Scan the entries below and report only how many lines contain "Visits".

• _DATA FOR PROCESSING_
--------

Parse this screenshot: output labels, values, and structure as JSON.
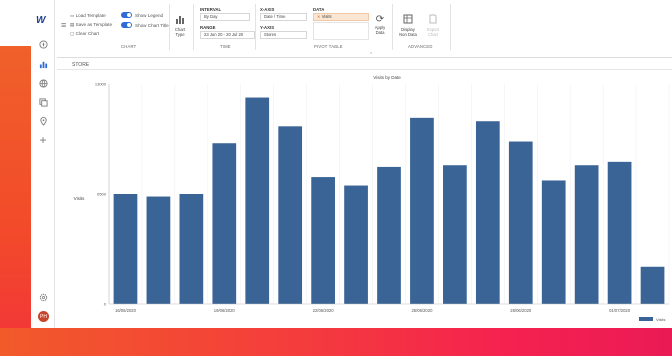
{
  "app": {
    "logo": "W"
  },
  "sidebar": {
    "icons": [
      "compass-icon",
      "bar-chart-icon",
      "globe-icon",
      "copy-icon",
      "location-pin-icon",
      "plus-icon",
      "settings-icon"
    ],
    "avatar_text": "PH"
  },
  "ribbon": {
    "chart_group": {
      "load_template": "Load Template",
      "save_as_template": "Save as Template",
      "clear_chart": "Clear Chart",
      "show_legend": "Show Legend",
      "show_chart_title": "Show Chart Title",
      "label": "CHART"
    },
    "chart_type": {
      "label": "Chart\nType"
    },
    "time_group": {
      "interval_head": "INTERVAL",
      "interval_value": "By Day",
      "range_head": "RANGE",
      "range_value": "23 Jun 20 - 20 Jul 20",
      "label": "TIME"
    },
    "pivot_group": {
      "xaxis_head": "X-AXIS",
      "xaxis_value": "Date / Time",
      "yaxis_head": "Y-AXIS",
      "yaxis_value": "Stores",
      "data_head": "DATA",
      "data_value": "Visits",
      "label": "PIVOT TABLE"
    },
    "apply_data": "Apply\nData",
    "display_hint": "Display\nNon Data",
    "export": "Export\nChart",
    "advanced_label": "ADVANCED"
  },
  "content": {
    "store_label": "STORE"
  },
  "chart_data": {
    "type": "bar",
    "title": "Visits by Date",
    "ylabel": "Visits",
    "ylim": [
      0,
      13000
    ],
    "yticks": [
      0,
      6500,
      13000
    ],
    "ytick_labels": [
      "0",
      "6500",
      "13000"
    ],
    "x_tick_labels": [
      "16/06/2020",
      "19/06/2020",
      "22/06/2020",
      "25/06/2020",
      "28/06/2020",
      "01/07/2020"
    ],
    "x_tick_indices": [
      0,
      3,
      6,
      9,
      12,
      15
    ],
    "values": [
      6500,
      6350,
      6500,
      9500,
      12200,
      10500,
      7500,
      7000,
      8100,
      11000,
      8200,
      10800,
      9600,
      7300,
      8200,
      8400,
      2200
    ],
    "legend": [
      "Visits"
    ],
    "color": "#3a6496"
  }
}
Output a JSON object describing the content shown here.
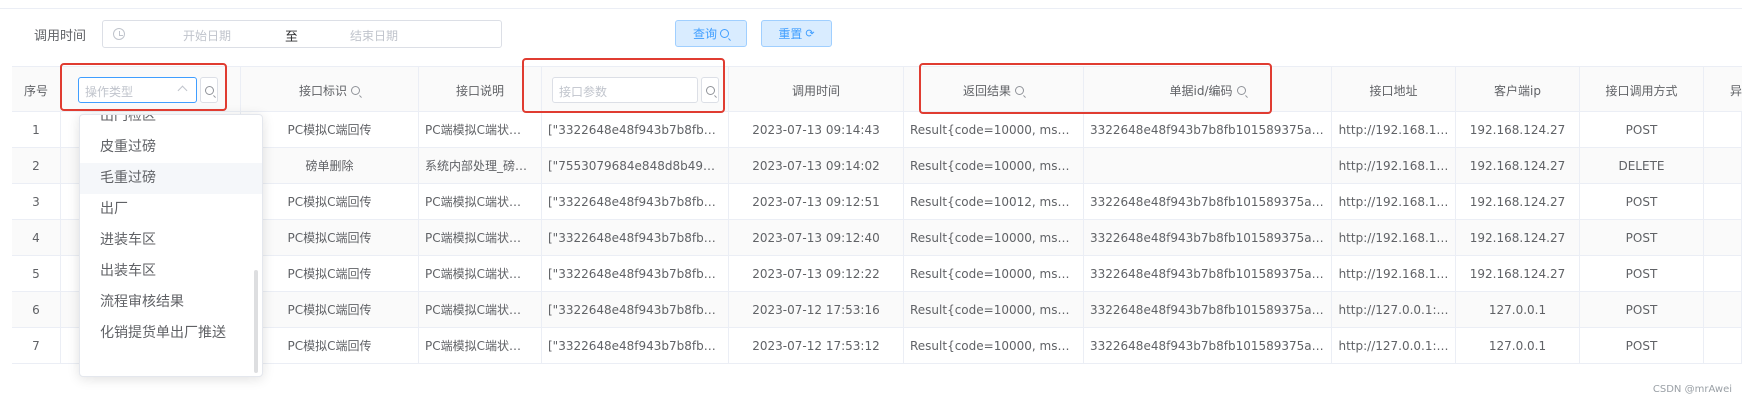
{
  "filter": {
    "label": "调用时间",
    "start_placeholder": "开始日期",
    "separator": "至",
    "end_placeholder": "结束日期",
    "query_label": "查询",
    "reset_label": "重置"
  },
  "table": {
    "headers": {
      "index": "序号",
      "op_type_placeholder": "操作类型",
      "interface_id": "接口标识",
      "interface_desc": "接口说明",
      "interface_params_placeholder": "接口参数",
      "call_time": "调用时间",
      "return_result": "返回结果",
      "bill_id": "单据id/编码",
      "interface_url": "接口地址",
      "client_ip": "客户端ip",
      "call_method": "接口调用方式",
      "extra": "异"
    },
    "rows": [
      {
        "index": "1",
        "interface_id": "PC模拟C端回传",
        "interface_desc": "PC端模拟C端状…",
        "params": "[\"3322648e48f943b7b8fb10…",
        "call_time": "2023-07-13 09:14:43",
        "result": "Result{code=10000, msg='…",
        "bill_id": "3322648e48f943b7b8fb101589375a46",
        "url": "http://192.168.1…",
        "ip": "192.168.124.27",
        "method": "POST"
      },
      {
        "index": "2",
        "interface_id": "磅单删除",
        "interface_desc": "系统内部处理_磅…",
        "params": "[\"7553079684e848d8b492d…",
        "call_time": "2023-07-13 09:14:02",
        "result": "Result{code=10000, msg='…",
        "bill_id": "",
        "url": "http://192.168.1…",
        "ip": "192.168.124.27",
        "method": "DELETE"
      },
      {
        "index": "3",
        "interface_id": "PC模拟C端回传",
        "interface_desc": "PC端模拟C端状…",
        "params": "[\"3322648e48f943b7b8fb10…",
        "call_time": "2023-07-13 09:12:51",
        "result": "Result{code=10012, msg='…",
        "bill_id": "3322648e48f943b7b8fb101589375a46",
        "url": "http://192.168.1…",
        "ip": "192.168.124.27",
        "method": "POST"
      },
      {
        "index": "4",
        "interface_id": "PC模拟C端回传",
        "interface_desc": "PC端模拟C端状…",
        "params": "[\"3322648e48f943b7b8fb10…",
        "call_time": "2023-07-13 09:12:40",
        "result": "Result{code=10000, msg='…",
        "bill_id": "3322648e48f943b7b8fb101589375a46",
        "url": "http://192.168.1…",
        "ip": "192.168.124.27",
        "method": "POST"
      },
      {
        "index": "5",
        "interface_id": "PC模拟C端回传",
        "interface_desc": "PC端模拟C端状…",
        "params": "[\"3322648e48f943b7b8fb10…",
        "call_time": "2023-07-13 09:12:22",
        "result": "Result{code=10000, msg='…",
        "bill_id": "3322648e48f943b7b8fb101589375a46",
        "url": "http://192.168.1…",
        "ip": "192.168.124.27",
        "method": "POST"
      },
      {
        "index": "6",
        "interface_id": "PC模拟C端回传",
        "interface_desc": "PC端模拟C端状…",
        "params": "[\"3322648e48f943b7b8fb10…",
        "call_time": "2023-07-12 17:53:16",
        "result": "Result{code=10000, msg='…",
        "bill_id": "3322648e48f943b7b8fb101589375a46",
        "url": "http://127.0.0.1:…",
        "ip": "127.0.0.1",
        "method": "POST"
      },
      {
        "index": "7",
        "interface_id": "PC模拟C端回传",
        "interface_desc": "PC端模拟C端状…",
        "params": "[\"3322648e48f943b7b8fb10…",
        "call_time": "2023-07-12 17:53:12",
        "result": "Result{code=10000, msg='…",
        "bill_id": "3322648e48f943b7b8fb101589375a46",
        "url": "http://127.0.0.1:…",
        "ip": "127.0.0.1",
        "method": "POST"
      }
    ]
  },
  "dropdown": {
    "items": [
      "出门检区",
      "皮重过磅",
      "毛重过磅",
      "出厂",
      "进装车区",
      "出装车区",
      "流程审核结果",
      "化销提货单出厂推送"
    ],
    "hovered": "毛重过磅"
  },
  "colors": {
    "accent": "#409eff",
    "highlight": "#e03c31"
  },
  "watermark": "CSDN @mrAwei"
}
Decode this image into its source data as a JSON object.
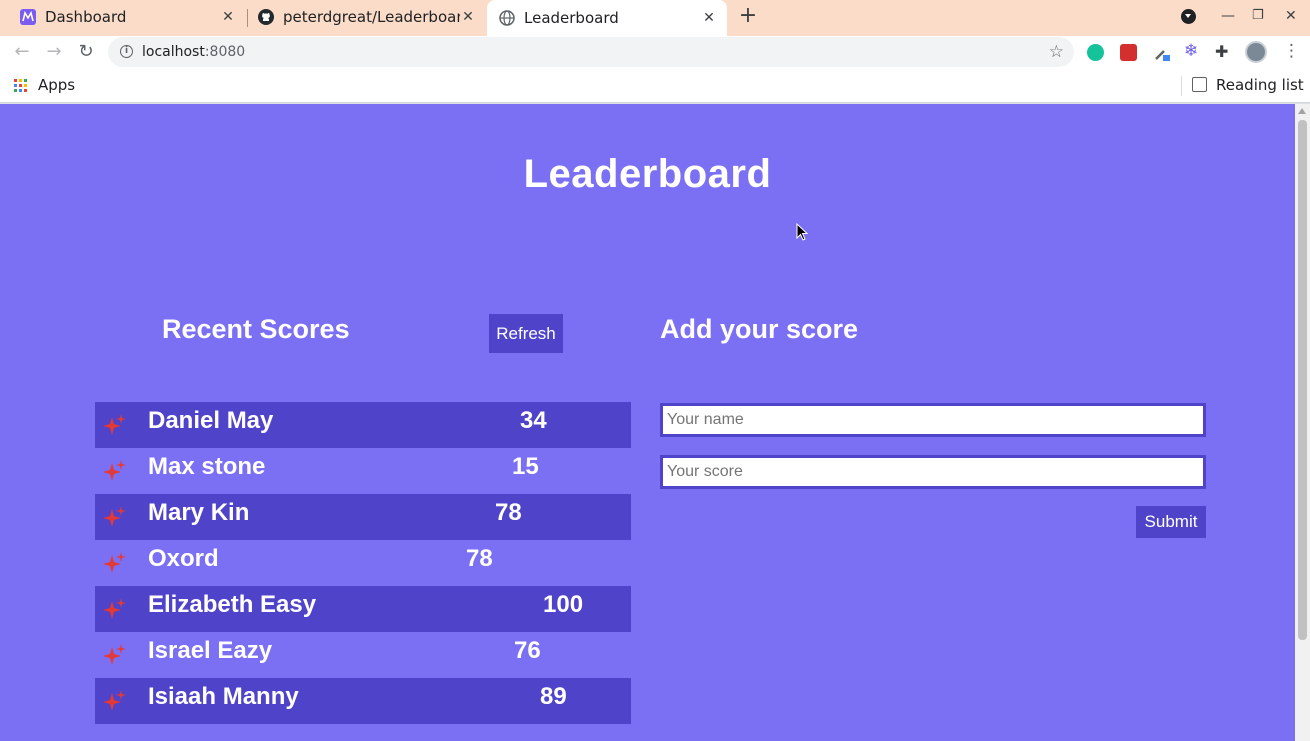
{
  "browser": {
    "tabs": [
      {
        "title": "Dashboard",
        "icon": "dashboard-favicon"
      },
      {
        "title": "peterdgreat/Leaderboard",
        "icon": "github-favicon"
      },
      {
        "title": "Leaderboard",
        "icon": "globe-favicon"
      }
    ],
    "active_tab": 2,
    "url_host": "localhost",
    "url_port": ":8080",
    "bookmarks": {
      "apps_label": "Apps",
      "reading_list_label": "Reading list"
    }
  },
  "page": {
    "title": "Leaderboard",
    "recent_scores_title": "Recent Scores",
    "refresh_label": "Refresh",
    "add_score_title": "Add your score",
    "name_placeholder": "Your name",
    "score_placeholder": "Your score",
    "submit_label": "Submit",
    "scores": [
      {
        "name": "Daniel May",
        "score": "34"
      },
      {
        "name": "Max stone",
        "score": "15"
      },
      {
        "name": "Mary Kin",
        "score": "78"
      },
      {
        "name": "Oxord",
        "score": "78"
      },
      {
        "name": "Elizabeth Easy",
        "score": "100"
      },
      {
        "name": "Israel Eazy",
        "score": "76"
      },
      {
        "name": "Isiaah Manny",
        "score": "89"
      }
    ]
  },
  "colors": {
    "page_background": "#7b70f3",
    "accent": "#4f43c9",
    "sparkle": "#e53935"
  }
}
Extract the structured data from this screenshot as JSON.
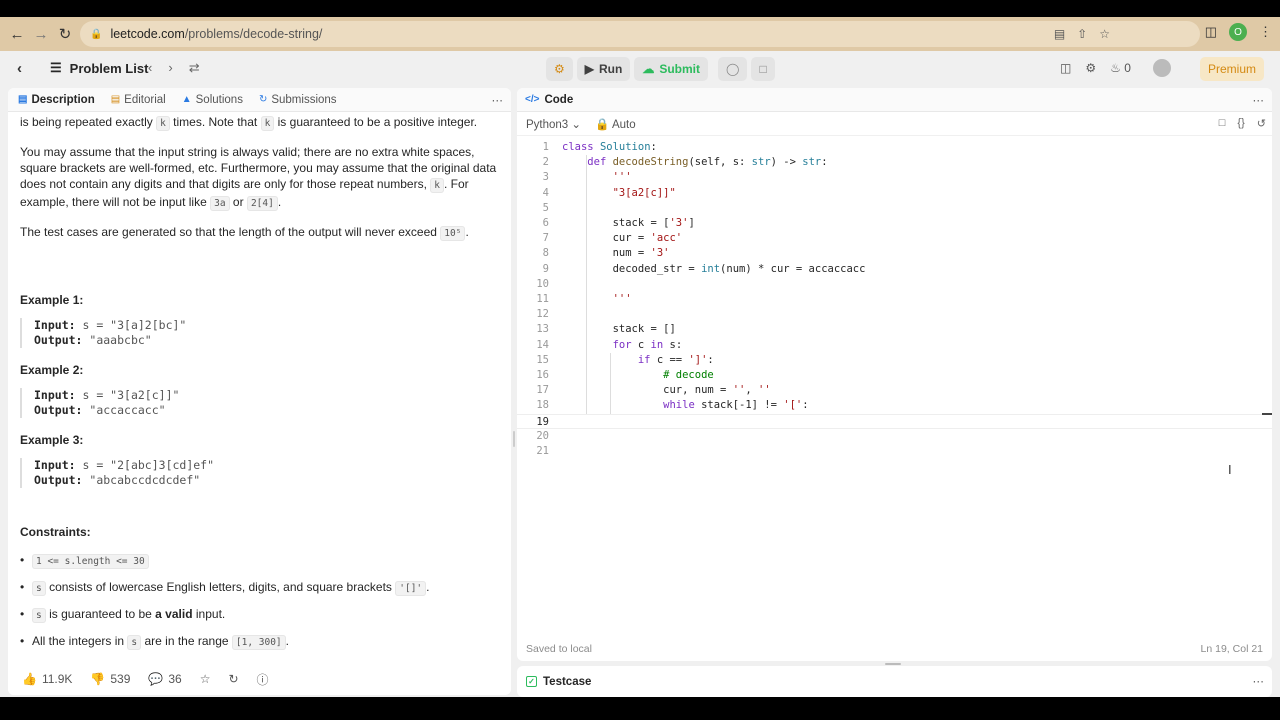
{
  "browser": {
    "url_host": "leetcode.com",
    "url_path": "/problems/decode-string/",
    "profile_initial": "O"
  },
  "header": {
    "problem_list": "Problem List",
    "run": "Run",
    "submit": "Submit",
    "streak_count": "0",
    "premium": "Premium"
  },
  "left_tabs": [
    "Description",
    "Editorial",
    "Solutions",
    "Submissions"
  ],
  "description": {
    "p0_a": "is being repeated exactly",
    "p0_k": "k",
    "p0_b": "times. Note that",
    "p0_k2": "k",
    "p0_c": "is guaranteed to be a positive integer.",
    "p1_a": "You may assume that the input string is always valid; there are no extra white spaces, square brackets are well-formed, etc. Furthermore, you may assume that the original data does not contain any digits and that digits are only for those repeat numbers,",
    "p1_k": "k",
    "p1_b": ". For example, there will not be input like",
    "p1_c1": "3a",
    "p1_or": "or",
    "p1_c2": "2[4]",
    "p2_a": "The test cases are generated so that the length of the output will never exceed",
    "p2_c": "10⁵",
    "examples": [
      {
        "title": "Example 1:",
        "input_label": "Input:",
        "input": "s = \"3[a]2[bc]\"",
        "output_label": "Output:",
        "output": "\"aaabcbc\""
      },
      {
        "title": "Example 2:",
        "input_label": "Input:",
        "input": "s = \"3[a2[c]]\"",
        "output_label": "Output:",
        "output": "\"accaccacc\""
      },
      {
        "title": "Example 3:",
        "input_label": "Input:",
        "input": "s = \"2[abc]3[cd]ef\"",
        "output_label": "Output:",
        "output": "\"abcabccdcdcdef\""
      }
    ],
    "constraints_title": "Constraints:",
    "c1_code": "1 <= s.length <= 30",
    "c2_code": "s",
    "c2_text": "consists of lowercase English letters, digits, and square brackets",
    "c2_code2": "'[]'",
    "c3_code": "s",
    "c3_text_a": "is guaranteed to be",
    "c3_bold": "a valid",
    "c3_text_b": "input.",
    "c4_text_a": "All the integers in",
    "c4_code": "s",
    "c4_text_b": "are in the range",
    "c4_code2": "[1, 300]"
  },
  "footer_left": {
    "likes": "11.9K",
    "dislikes": "539",
    "comments": "36"
  },
  "code_panel": {
    "tab": "Code",
    "language": "Python3",
    "mode": "Auto",
    "saved": "Saved to local",
    "position": "Ln 19, Col 21",
    "current_line": 19
  },
  "testcase": {
    "label": "Testcase"
  },
  "code_lines": [
    "class Solution:",
    "    def decodeString(self, s: str) -> str:",
    "        '''",
    "        \"3[a2[c]]\"",
    "",
    "        stack = ['3']",
    "        cur = 'acc'",
    "        num = '3'",
    "        decoded_str = int(num) * cur = accaccacc",
    "",
    "        '''",
    "",
    "        stack = []",
    "        for c in s:",
    "            if c == ']':",
    "                # decode",
    "                cur, num = '', ''",
    "                while stack[-1] != '[':",
    "",
    "",
    ""
  ]
}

--------

• _FULL RESPONSE_
4